#### EXERCISE TASK
Scan the records for the string "ticker"; copy each line where it occurs.

#### THE DATA

········

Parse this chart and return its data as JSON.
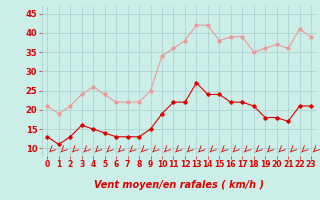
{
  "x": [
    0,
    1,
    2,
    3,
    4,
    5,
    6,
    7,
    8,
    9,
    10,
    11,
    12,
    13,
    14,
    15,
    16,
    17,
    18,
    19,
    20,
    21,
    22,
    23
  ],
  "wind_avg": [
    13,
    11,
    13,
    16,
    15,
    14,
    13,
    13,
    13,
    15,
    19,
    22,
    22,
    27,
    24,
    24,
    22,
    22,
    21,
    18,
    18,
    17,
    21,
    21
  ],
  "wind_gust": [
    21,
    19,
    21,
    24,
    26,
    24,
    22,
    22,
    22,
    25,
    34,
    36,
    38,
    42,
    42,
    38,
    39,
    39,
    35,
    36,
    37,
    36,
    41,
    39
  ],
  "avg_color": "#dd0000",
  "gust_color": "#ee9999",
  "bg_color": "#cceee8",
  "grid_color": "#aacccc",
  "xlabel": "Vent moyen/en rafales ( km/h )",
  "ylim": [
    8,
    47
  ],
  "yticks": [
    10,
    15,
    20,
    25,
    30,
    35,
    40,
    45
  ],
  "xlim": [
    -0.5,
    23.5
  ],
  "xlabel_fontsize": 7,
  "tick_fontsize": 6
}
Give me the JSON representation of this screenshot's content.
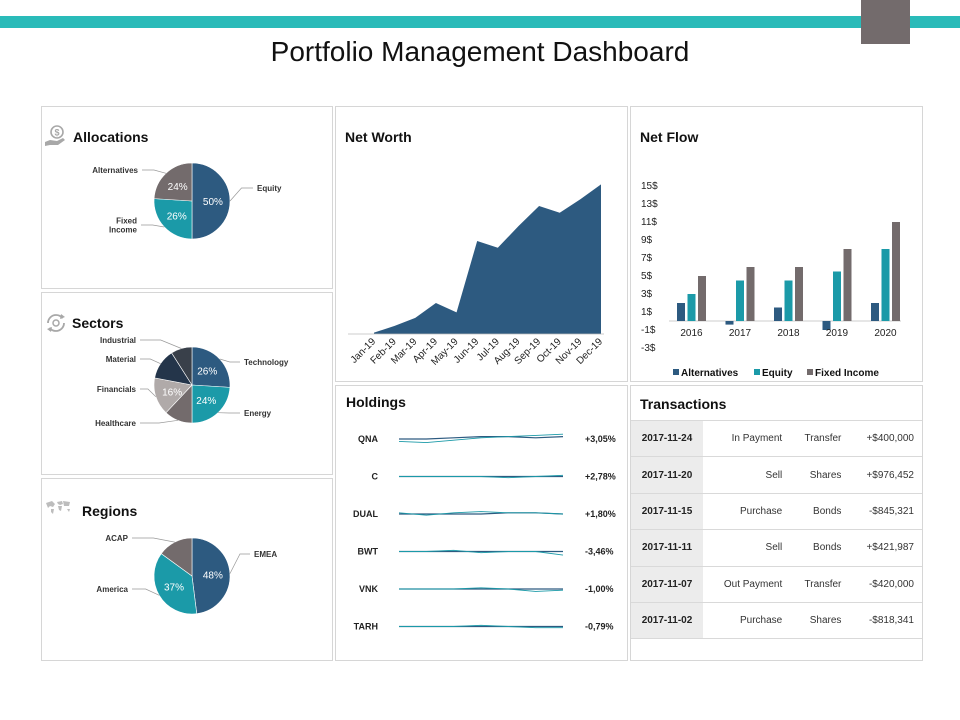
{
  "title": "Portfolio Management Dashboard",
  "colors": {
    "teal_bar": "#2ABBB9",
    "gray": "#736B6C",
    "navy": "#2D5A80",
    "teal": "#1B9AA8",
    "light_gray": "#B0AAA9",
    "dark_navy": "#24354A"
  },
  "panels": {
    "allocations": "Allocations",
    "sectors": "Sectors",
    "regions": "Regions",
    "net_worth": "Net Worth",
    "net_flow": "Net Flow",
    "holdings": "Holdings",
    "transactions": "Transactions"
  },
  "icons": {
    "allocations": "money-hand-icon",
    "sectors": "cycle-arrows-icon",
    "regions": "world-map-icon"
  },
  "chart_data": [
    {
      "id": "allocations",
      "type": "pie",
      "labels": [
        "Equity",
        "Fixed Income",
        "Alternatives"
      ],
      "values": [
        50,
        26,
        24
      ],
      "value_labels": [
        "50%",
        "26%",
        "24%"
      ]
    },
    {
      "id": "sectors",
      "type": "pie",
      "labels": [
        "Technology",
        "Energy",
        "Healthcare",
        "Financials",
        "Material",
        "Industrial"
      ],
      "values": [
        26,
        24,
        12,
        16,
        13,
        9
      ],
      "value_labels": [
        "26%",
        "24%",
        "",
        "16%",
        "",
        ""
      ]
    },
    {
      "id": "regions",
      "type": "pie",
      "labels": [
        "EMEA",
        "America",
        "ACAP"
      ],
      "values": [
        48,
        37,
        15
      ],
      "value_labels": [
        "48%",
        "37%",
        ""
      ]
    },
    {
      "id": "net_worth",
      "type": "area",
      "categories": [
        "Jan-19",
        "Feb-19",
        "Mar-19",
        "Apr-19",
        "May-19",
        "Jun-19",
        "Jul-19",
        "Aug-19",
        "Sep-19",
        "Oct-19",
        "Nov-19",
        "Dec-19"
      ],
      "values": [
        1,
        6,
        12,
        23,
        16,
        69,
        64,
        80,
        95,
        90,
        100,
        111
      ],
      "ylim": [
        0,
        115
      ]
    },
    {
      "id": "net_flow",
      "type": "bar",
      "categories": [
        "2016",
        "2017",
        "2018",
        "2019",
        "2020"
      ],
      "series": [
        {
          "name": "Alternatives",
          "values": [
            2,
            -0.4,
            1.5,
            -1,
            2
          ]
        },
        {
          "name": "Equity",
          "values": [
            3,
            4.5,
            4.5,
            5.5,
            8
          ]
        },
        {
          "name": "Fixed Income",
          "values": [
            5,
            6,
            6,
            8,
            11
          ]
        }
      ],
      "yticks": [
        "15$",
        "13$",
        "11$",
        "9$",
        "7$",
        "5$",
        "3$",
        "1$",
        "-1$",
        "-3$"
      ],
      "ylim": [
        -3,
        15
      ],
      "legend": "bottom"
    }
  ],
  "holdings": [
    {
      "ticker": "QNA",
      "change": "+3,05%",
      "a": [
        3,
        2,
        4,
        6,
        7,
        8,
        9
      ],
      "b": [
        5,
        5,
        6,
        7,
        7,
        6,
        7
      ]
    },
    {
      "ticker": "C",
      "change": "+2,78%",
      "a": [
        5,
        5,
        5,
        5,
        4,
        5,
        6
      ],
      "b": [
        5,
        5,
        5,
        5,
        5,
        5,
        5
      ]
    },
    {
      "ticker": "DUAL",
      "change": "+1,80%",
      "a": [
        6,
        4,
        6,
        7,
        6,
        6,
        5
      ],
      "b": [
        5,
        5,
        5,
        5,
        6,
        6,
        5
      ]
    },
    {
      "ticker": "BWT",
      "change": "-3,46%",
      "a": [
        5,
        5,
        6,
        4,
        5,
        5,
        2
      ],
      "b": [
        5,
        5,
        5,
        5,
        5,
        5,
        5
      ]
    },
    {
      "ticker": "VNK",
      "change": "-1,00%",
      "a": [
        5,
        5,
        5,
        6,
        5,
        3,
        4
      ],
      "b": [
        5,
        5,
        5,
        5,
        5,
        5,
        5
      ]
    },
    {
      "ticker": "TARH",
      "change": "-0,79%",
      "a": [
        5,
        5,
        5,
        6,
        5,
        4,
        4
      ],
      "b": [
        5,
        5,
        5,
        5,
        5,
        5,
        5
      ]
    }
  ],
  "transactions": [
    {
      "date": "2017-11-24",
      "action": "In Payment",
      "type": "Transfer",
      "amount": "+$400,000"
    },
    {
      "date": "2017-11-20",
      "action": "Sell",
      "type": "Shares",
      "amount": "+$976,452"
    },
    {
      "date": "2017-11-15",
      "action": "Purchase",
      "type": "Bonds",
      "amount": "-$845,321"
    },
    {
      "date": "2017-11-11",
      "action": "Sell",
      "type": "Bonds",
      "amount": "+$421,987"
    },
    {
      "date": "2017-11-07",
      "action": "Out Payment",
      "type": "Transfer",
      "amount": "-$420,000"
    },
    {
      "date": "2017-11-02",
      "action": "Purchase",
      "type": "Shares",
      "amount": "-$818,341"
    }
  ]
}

········

#### COMPLETED TASK
      "ticker": "QNA",
      "ticker": "C",
      "ticker": "DUAL",
      "ticker": "BWT",
      "ticker": "VNK",
      "ticker": "TARH",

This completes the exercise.